Input rows:
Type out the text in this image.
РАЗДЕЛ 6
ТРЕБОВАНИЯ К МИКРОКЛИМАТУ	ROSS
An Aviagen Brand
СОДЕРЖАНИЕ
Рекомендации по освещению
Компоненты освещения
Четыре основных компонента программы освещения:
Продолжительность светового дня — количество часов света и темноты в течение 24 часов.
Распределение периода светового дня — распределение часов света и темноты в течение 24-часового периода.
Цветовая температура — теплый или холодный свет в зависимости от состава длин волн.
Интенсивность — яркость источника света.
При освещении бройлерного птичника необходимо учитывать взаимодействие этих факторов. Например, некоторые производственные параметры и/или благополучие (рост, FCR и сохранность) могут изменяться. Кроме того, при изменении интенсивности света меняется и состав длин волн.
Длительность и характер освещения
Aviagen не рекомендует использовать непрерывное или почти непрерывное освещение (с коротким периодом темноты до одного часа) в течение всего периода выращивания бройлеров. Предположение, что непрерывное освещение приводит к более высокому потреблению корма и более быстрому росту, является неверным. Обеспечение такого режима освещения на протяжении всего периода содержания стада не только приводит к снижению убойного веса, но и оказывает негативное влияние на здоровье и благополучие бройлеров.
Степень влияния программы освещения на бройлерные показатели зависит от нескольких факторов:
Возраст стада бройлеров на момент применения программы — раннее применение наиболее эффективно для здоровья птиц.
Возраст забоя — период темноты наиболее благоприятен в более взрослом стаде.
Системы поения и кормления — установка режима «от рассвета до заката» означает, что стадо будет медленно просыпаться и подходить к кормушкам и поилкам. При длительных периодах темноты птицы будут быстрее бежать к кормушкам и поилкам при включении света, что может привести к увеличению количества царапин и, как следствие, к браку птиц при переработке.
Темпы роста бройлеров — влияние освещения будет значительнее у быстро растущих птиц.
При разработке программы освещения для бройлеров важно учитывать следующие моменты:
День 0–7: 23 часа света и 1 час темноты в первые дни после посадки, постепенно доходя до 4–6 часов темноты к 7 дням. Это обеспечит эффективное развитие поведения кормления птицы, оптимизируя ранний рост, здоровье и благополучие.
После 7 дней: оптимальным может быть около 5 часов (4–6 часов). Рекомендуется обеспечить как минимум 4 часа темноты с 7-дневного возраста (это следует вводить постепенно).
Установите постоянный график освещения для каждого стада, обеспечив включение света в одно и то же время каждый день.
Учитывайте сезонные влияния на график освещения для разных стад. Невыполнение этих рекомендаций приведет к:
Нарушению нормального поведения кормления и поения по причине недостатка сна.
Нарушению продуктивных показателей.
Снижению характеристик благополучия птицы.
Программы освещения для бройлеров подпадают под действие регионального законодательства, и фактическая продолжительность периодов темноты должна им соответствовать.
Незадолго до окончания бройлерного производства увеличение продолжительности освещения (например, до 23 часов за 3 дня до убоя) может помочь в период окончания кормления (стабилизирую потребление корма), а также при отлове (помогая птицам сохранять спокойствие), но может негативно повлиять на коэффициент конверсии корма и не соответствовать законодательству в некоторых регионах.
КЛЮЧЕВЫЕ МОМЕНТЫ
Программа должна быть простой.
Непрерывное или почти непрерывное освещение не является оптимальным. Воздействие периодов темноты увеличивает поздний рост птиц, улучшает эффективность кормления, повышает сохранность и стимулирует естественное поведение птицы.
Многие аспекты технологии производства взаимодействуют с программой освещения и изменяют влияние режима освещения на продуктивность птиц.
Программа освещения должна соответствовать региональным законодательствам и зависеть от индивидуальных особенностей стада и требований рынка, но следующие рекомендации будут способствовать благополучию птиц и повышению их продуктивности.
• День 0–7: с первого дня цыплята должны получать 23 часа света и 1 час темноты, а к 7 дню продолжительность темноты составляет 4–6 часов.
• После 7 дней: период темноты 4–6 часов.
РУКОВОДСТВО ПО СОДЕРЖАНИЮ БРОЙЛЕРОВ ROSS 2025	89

Task objective: Of the lines above, copy each that contains "почти".

Written solution:
Aviagen не рекомендует использовать непрерывное или почти непрерывное освещение (с коротким периодом темноты до одного часа) в течение всего периода выращивания бройлеров. Предположение, что непрерывное освещение приводит к более высокому потреблению корма и более быстрому росту, является неверным. Обеспечение такого режима освещения на протяжении всего периода содержания стада не только приводит к снижению убойного веса, но и оказывает негативное влияние на здоровье и благополучие бройлеров.
Непрерывное или почти непрерывное освещение не является оптимальным. Воздействие периодов темноты увеличивает поздний рост птиц, улучшает эффективность кормления, повышает сохранность и стимулирует естественное поведение птицы.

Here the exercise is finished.